> **Data entries**:
*** Begin section ***
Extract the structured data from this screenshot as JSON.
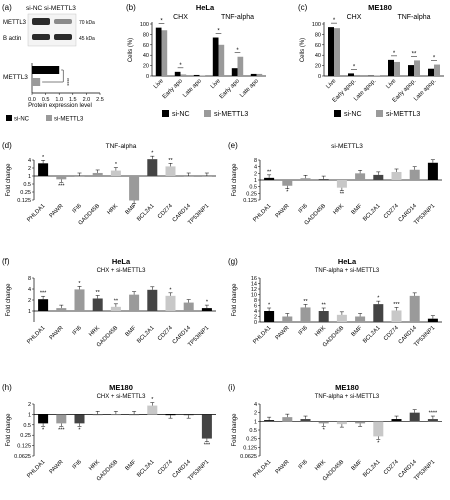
{
  "colors": {
    "si_nc": "#000000",
    "si_mettl3": "#9a9a9a",
    "light": "#c8c8c8",
    "dark": "#444444"
  },
  "panel_a": {
    "label": "(a)",
    "header": "si-NC  si-METTL3",
    "blot_rows": [
      {
        "protein": "METTL3",
        "size": "70 kDa"
      },
      {
        "protein": "B actin",
        "size": "45 kDa"
      }
    ],
    "bar_label": "METTL3",
    "xlabel": "Protein expression level",
    "xticks": [
      "0.0",
      "0.5",
      "1.0",
      "1.5",
      "2.0",
      "2.5"
    ],
    "sig": "****",
    "legend": [
      "si-NC",
      "si-METTL3"
    ]
  },
  "chart_data": [
    {
      "id": "b",
      "panel_label": "(b)",
      "type": "bar",
      "title": "HeLa",
      "group_titles": [
        "CHX",
        "TNF-alpha"
      ],
      "ylabel": "Cells (%)",
      "ylim": [
        0,
        100
      ],
      "yticks": [
        "0",
        "20",
        "40",
        "60",
        "80",
        "100"
      ],
      "categories": [
        "Live",
        "Early apo",
        "Late apo",
        "Live",
        "Early apo",
        "Late apo"
      ],
      "series": [
        {
          "name": "si-NC",
          "values": [
            93,
            8,
            2,
            74,
            15,
            4
          ]
        },
        {
          "name": "si-METTL3",
          "values": [
            88,
            3,
            1,
            60,
            37,
            4
          ]
        }
      ],
      "sig": [
        "*",
        "*",
        "",
        "*",
        "*",
        ""
      ],
      "legend": [
        "si-NC",
        "si-METTL3"
      ]
    },
    {
      "id": "c",
      "panel_label": "(c)",
      "type": "bar",
      "title": "ME180",
      "group_titles": [
        "CHX",
        "TNF-alpha"
      ],
      "ylabel": "Cells (%)",
      "ylim": [
        0,
        100
      ],
      "yticks": [
        "0",
        "20",
        "40",
        "60",
        "80",
        "100"
      ],
      "categories": [
        "Live",
        "Early apop.",
        "Late apop.",
        "Live",
        "Early apop.",
        "Late apop."
      ],
      "series": [
        {
          "name": "si-NC",
          "values": [
            94,
            5,
            1,
            31,
            21,
            14
          ]
        },
        {
          "name": "si-METTL3",
          "values": [
            92,
            2,
            1,
            27,
            30,
            22
          ]
        }
      ],
      "sig": [
        "*",
        "*",
        "",
        "*",
        "**",
        "*"
      ],
      "legend": [
        "si-NC",
        "si-METTL3"
      ]
    },
    {
      "id": "d",
      "panel_label": "(d)",
      "type": "bar",
      "title": "TNF-alpha",
      "ylabel": "Fold change",
      "scale": "log2",
      "ylim": [
        0.125,
        4
      ],
      "yticks": [
        "4",
        "2",
        "1",
        "0.5",
        "0.25",
        "0.125"
      ],
      "categories": [
        "PHLDA1",
        "PAWR",
        "IFI6",
        "GADD45B",
        "HRK",
        "BMF",
        "BCL2A1",
        "CD274",
        "CARD14",
        "TP53INP1"
      ],
      "values": [
        3.0,
        0.75,
        1.0,
        1.3,
        1.6,
        0.12,
        4.3,
        2.3,
        1.0,
        1.0
      ],
      "shades": [
        "#000000",
        "#9a9a9a",
        "#9a9a9a",
        "#9a9a9a",
        "#c8c8c8",
        "#9a9a9a",
        "#444444",
        "#c8c8c8",
        "#9a9a9a",
        "#9a9a9a"
      ],
      "sig": [
        "*",
        "***",
        "",
        "",
        "*",
        "*",
        "*",
        "**",
        "",
        ""
      ]
    },
    {
      "id": "e",
      "panel_label": "(e)",
      "type": "bar",
      "title": "si-METTL3",
      "ylabel": "Fold change",
      "scale": "log2",
      "ylim": [
        0.125,
        8
      ],
      "yticks": [
        "8",
        "4",
        "2",
        "1",
        "0.5",
        "0.25",
        "0.125"
      ],
      "categories": [
        "PHLDA1",
        "PAWR",
        "IFI6",
        "GADD45B",
        "HRK",
        "BMF",
        "BCL2A1",
        "CD274",
        "CARD14",
        "TP53INP1"
      ],
      "values": [
        1.25,
        0.55,
        1.2,
        1.1,
        0.45,
        2.0,
        1.7,
        2.3,
        2.9,
        6.0
      ],
      "shades": [
        "#000000",
        "#9a9a9a",
        "#9a9a9a",
        "#444444",
        "#c8c8c8",
        "#9a9a9a",
        "#444444",
        "#c8c8c8",
        "#9a9a9a",
        "#000000"
      ],
      "sig": [
        "**",
        "*",
        "",
        "",
        "**",
        "",
        "",
        "",
        "",
        ""
      ]
    },
    {
      "id": "f",
      "panel_label": "(f)",
      "type": "bar",
      "title": "HeLa",
      "subtitle": "CHX + si-METTL3",
      "ylabel": "Fold change",
      "scale": "log2",
      "ylim": [
        0.5,
        8
      ],
      "yticks": [
        "8",
        "4",
        "2",
        "1"
      ],
      "categories": [
        "PHLDA1",
        "PAWR",
        "IFI6",
        "HRK",
        "GADD45B",
        "BMF",
        "BCL2A1",
        "CD274",
        "CARD14",
        "TP53INP1"
      ],
      "values": [
        2.1,
        1.2,
        3.9,
        2.2,
        1.3,
        2.8,
        3.8,
        2.6,
        1.7,
        1.2
      ],
      "shades": [
        "#000000",
        "#9a9a9a",
        "#9a9a9a",
        "#444444",
        "#c8c8c8",
        "#9a9a9a",
        "#444444",
        "#c8c8c8",
        "#9a9a9a",
        "#000000"
      ],
      "sig": [
        "***",
        "",
        "*",
        "**",
        "**",
        "",
        "",
        "*",
        "",
        "*"
      ]
    },
    {
      "id": "g",
      "panel_label": "(g)",
      "type": "bar",
      "title": "HeLa",
      "subtitle": "TNF-alpha + si-METTL3",
      "ylabel": "Fold change",
      "scale": "linear",
      "ylim": [
        0,
        16
      ],
      "yticks": [
        "16",
        "14",
        "12",
        "10",
        "8",
        "6",
        "4",
        "2",
        "0"
      ],
      "categories": [
        "PHLDA1",
        "PAWR",
        "IFI6",
        "HRK",
        "GADD45B",
        "BMF",
        "BCL2A1",
        "CD274",
        "CARD14",
        "TP53INP1"
      ],
      "values": [
        4.0,
        2.0,
        5.3,
        4.0,
        2.6,
        2.0,
        6.5,
        4.2,
        9.5,
        1.2
      ],
      "shades": [
        "#000000",
        "#9a9a9a",
        "#9a9a9a",
        "#444444",
        "#c8c8c8",
        "#9a9a9a",
        "#444444",
        "#c8c8c8",
        "#9a9a9a",
        "#000000"
      ],
      "sig": [
        "*",
        "",
        "**",
        "**",
        "",
        "",
        "*",
        "***",
        "",
        ""
      ]
    },
    {
      "id": "h",
      "panel_label": "(h)",
      "type": "bar",
      "title": "ME180",
      "subtitle": "CHX + si-METTL3",
      "ylabel": "Fold change",
      "scale": "log2",
      "ylim": [
        0.0625,
        2
      ],
      "yticks": [
        "2",
        "1",
        "0.5",
        "0.25",
        "0.125",
        "0.0625"
      ],
      "categories": [
        "PHLDA1",
        "PAWR",
        "IFI6",
        "HRK",
        "GADD45B",
        "BMF",
        "BCL2A1",
        "CD274",
        "CARD14",
        "TP53INP1"
      ],
      "values": [
        0.55,
        0.55,
        0.55,
        1.0,
        1.0,
        1.0,
        1.8,
        0.95,
        0.95,
        0.2
      ],
      "shades": [
        "#000000",
        "#9a9a9a",
        "#444444",
        "#9a9a9a",
        "#c8c8c8",
        "#9a9a9a",
        "#c8c8c8",
        "#000000",
        "#444444",
        "#444444"
      ],
      "sig": [
        "*",
        "***",
        "*",
        "",
        "",
        "",
        "*",
        "",
        "",
        "***"
      ]
    },
    {
      "id": "i",
      "panel_label": "(i)",
      "type": "bar",
      "title": "ME180",
      "subtitle": "TNF-alpha + si-METTL3",
      "ylabel": "Fold change",
      "scale": "log2",
      "ylim": [
        0.0625,
        4
      ],
      "yticks": [
        "4",
        "2",
        "1",
        "0.5",
        "0.25",
        "0.125",
        "0.0625"
      ],
      "categories": [
        "PHLDA1",
        "PAWR",
        "IFI6",
        "HRK",
        "GADD45B",
        "BMF",
        "BCL2A1",
        "CD274",
        "CARD14",
        "TP53INP1"
      ],
      "values": [
        1.1,
        1.4,
        1.2,
        0.85,
        0.8,
        0.85,
        0.3,
        1.2,
        2.0,
        1.2
      ],
      "shades": [
        "#000000",
        "#9a9a9a",
        "#444444",
        "#9a9a9a",
        "#c8c8c8",
        "#9a9a9a",
        "#c8c8c8",
        "#000000",
        "#444444",
        "#444444"
      ],
      "sig": [
        "",
        "",
        "",
        "*",
        "",
        "",
        "*",
        "",
        "",
        "****"
      ]
    }
  ]
}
*** End section ***
> **EXERCISE**:
What lines in the data above contain the word "Late"? Copy them all.

> **FINISHED TASK**:
        "Late apo",
        "Late apo"
        "Late apop.",
        "Late apop."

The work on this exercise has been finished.